## Available records
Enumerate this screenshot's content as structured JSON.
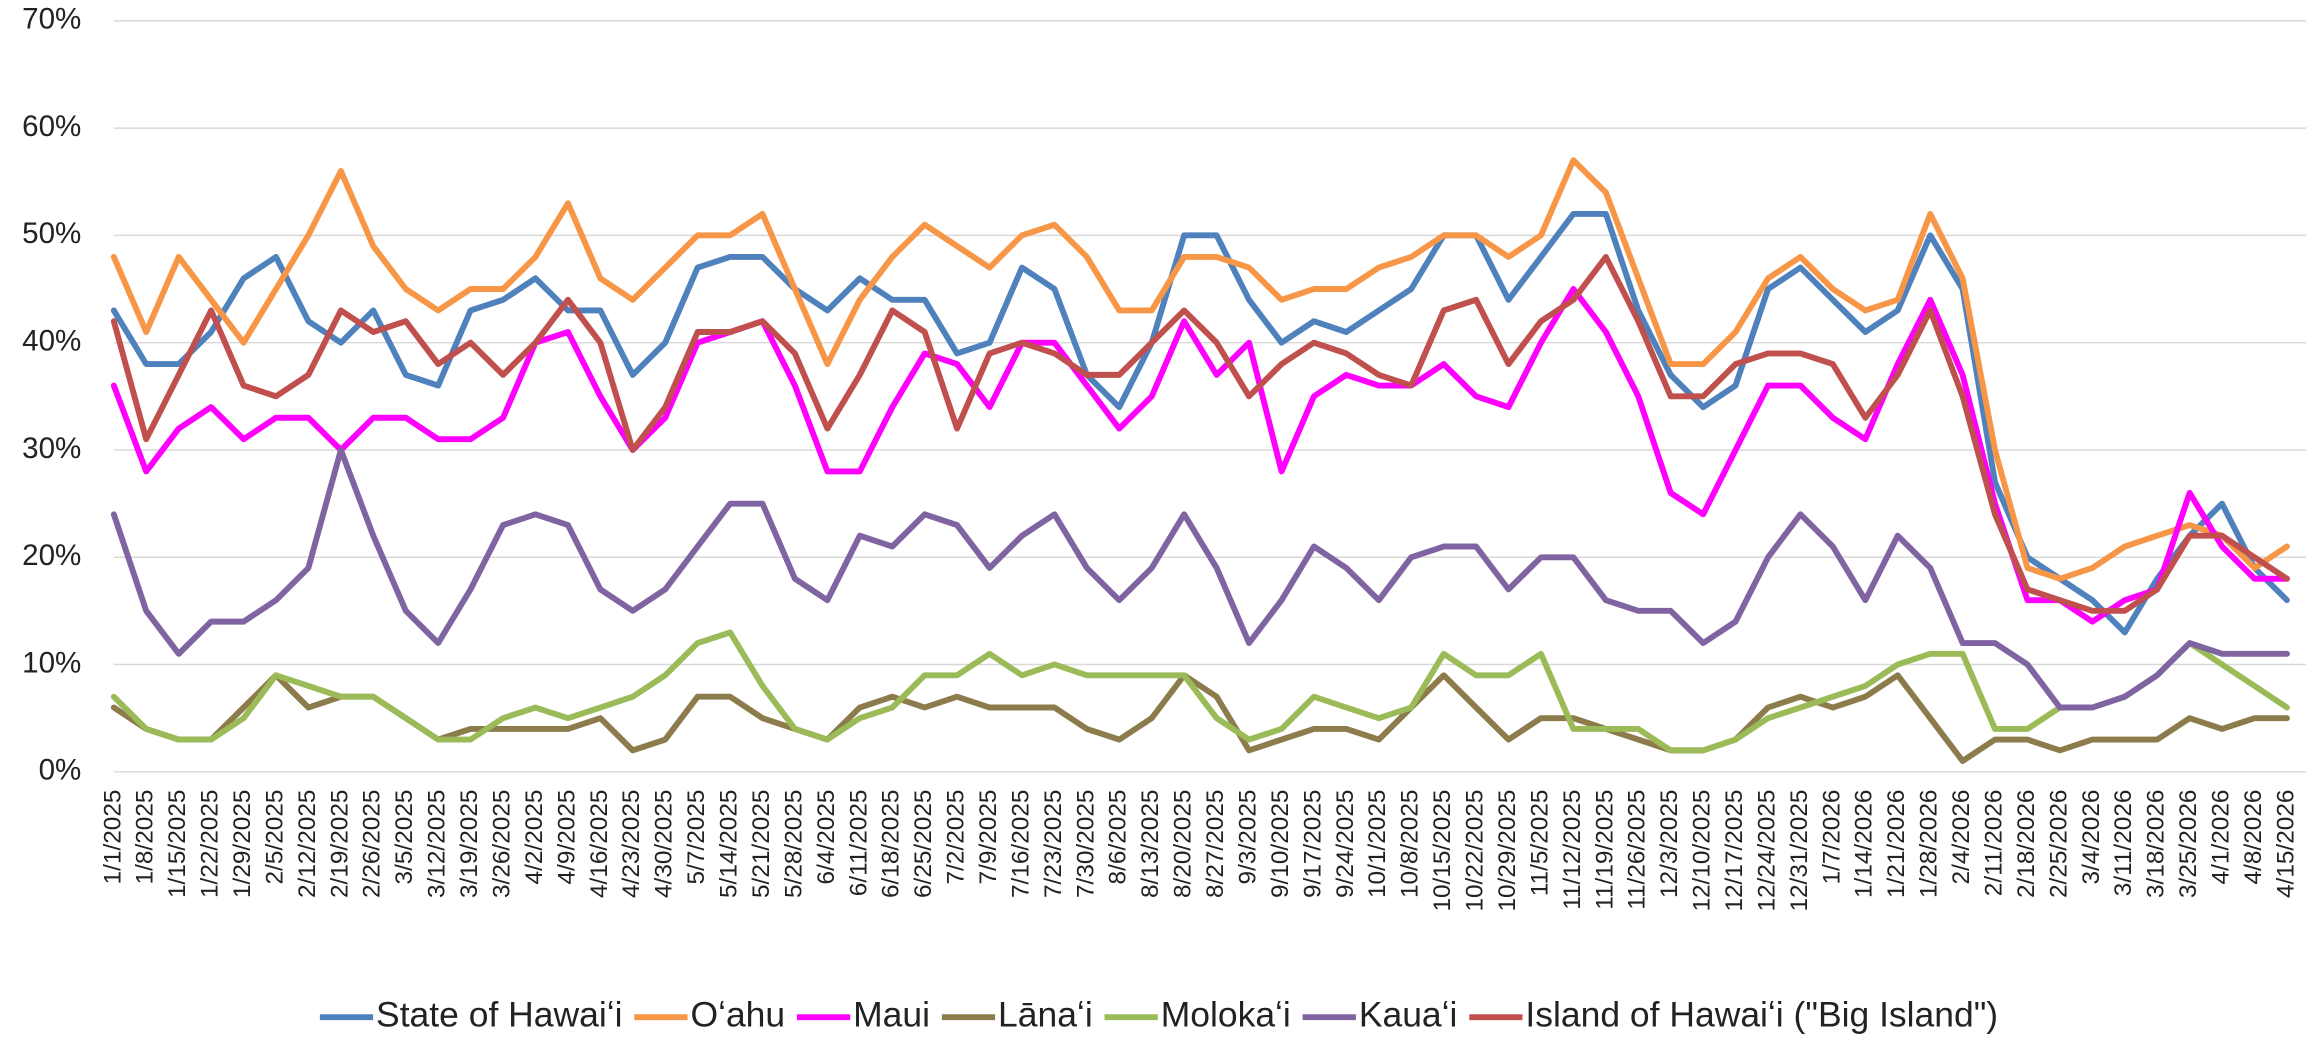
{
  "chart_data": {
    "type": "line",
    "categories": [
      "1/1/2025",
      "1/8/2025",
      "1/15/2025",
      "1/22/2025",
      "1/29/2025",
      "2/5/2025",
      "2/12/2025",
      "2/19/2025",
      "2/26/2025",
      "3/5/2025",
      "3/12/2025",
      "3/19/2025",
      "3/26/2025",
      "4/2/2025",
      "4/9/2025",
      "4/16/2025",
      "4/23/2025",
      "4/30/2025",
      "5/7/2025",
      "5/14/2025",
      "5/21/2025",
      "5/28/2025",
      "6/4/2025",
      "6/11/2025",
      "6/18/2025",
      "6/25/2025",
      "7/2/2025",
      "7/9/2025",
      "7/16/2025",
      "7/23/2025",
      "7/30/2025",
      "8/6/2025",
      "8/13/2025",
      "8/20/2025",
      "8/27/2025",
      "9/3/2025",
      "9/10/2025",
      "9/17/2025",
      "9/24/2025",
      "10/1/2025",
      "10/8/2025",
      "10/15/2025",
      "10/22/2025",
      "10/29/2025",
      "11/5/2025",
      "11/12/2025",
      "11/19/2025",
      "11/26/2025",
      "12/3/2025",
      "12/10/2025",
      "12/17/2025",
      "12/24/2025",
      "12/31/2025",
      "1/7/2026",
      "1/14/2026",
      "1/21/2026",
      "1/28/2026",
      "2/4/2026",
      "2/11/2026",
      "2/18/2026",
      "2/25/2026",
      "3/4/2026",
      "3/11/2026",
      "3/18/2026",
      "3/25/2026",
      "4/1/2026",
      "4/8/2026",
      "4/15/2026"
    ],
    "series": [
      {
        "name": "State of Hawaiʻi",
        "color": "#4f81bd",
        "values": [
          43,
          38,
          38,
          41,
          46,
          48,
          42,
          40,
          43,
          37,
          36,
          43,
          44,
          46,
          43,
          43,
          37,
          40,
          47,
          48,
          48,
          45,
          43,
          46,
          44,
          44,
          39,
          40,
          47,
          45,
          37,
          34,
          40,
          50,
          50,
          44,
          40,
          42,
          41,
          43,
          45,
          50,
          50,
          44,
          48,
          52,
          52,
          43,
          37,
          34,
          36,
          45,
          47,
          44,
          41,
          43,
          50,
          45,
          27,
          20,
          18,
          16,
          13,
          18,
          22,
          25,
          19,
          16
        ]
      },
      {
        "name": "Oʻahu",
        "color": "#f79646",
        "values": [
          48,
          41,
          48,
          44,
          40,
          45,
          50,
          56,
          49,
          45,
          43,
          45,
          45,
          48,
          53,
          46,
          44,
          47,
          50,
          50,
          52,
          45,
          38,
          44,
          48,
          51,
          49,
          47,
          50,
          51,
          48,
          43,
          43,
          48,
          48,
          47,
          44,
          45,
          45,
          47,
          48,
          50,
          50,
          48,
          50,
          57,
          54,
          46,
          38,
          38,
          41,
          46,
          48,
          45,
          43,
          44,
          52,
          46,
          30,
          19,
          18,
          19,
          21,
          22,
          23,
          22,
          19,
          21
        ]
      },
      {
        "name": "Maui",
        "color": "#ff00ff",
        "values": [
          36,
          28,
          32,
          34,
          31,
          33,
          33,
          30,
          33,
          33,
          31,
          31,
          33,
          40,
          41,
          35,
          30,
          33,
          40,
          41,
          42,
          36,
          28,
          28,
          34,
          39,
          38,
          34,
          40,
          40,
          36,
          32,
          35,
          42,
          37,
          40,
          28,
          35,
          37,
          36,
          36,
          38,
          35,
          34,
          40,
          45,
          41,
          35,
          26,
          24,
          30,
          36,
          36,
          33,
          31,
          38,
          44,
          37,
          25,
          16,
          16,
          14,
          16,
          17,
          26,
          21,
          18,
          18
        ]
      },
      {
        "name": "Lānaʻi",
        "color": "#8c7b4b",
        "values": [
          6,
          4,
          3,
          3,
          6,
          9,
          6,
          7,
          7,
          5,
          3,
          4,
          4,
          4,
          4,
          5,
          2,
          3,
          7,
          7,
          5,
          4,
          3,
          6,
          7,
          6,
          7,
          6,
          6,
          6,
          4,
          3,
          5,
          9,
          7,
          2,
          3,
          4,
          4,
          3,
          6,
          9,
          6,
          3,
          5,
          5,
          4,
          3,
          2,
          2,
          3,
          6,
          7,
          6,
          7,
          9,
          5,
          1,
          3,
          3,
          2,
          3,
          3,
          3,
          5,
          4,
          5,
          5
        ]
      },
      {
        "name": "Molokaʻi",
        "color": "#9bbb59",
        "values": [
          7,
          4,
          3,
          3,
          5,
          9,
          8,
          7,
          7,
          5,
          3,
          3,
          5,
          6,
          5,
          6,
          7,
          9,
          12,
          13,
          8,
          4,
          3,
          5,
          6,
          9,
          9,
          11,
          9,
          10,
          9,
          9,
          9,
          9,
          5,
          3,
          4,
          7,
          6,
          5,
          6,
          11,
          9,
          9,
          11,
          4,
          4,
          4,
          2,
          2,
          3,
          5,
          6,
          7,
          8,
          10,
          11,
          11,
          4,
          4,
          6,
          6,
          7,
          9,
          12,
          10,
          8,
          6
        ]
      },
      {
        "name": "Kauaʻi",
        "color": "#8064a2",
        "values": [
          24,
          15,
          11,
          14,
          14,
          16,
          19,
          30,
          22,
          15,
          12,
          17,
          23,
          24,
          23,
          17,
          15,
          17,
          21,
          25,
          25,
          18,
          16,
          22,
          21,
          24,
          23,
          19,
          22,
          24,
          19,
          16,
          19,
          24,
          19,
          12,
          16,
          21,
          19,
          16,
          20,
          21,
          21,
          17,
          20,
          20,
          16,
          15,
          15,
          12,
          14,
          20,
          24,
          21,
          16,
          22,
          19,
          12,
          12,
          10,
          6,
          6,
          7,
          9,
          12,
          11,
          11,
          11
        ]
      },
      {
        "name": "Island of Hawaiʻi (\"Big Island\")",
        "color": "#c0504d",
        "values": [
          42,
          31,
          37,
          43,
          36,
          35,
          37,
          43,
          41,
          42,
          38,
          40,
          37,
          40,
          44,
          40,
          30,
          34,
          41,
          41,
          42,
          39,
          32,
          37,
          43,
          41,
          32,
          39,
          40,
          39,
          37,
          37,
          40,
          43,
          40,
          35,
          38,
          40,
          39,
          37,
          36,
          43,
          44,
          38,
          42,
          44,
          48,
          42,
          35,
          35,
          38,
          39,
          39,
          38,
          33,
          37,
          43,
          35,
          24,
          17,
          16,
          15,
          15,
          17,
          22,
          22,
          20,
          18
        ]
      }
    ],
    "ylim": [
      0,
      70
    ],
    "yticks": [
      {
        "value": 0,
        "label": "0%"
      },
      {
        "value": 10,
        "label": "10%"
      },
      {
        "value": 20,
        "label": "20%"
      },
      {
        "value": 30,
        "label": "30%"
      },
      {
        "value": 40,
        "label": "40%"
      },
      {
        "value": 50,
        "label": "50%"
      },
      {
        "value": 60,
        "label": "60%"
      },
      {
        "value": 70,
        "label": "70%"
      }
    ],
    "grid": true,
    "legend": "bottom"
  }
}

## Your task
Establish how many lines of the records contain the string "color" and state that number without elaboration.

## Answer
7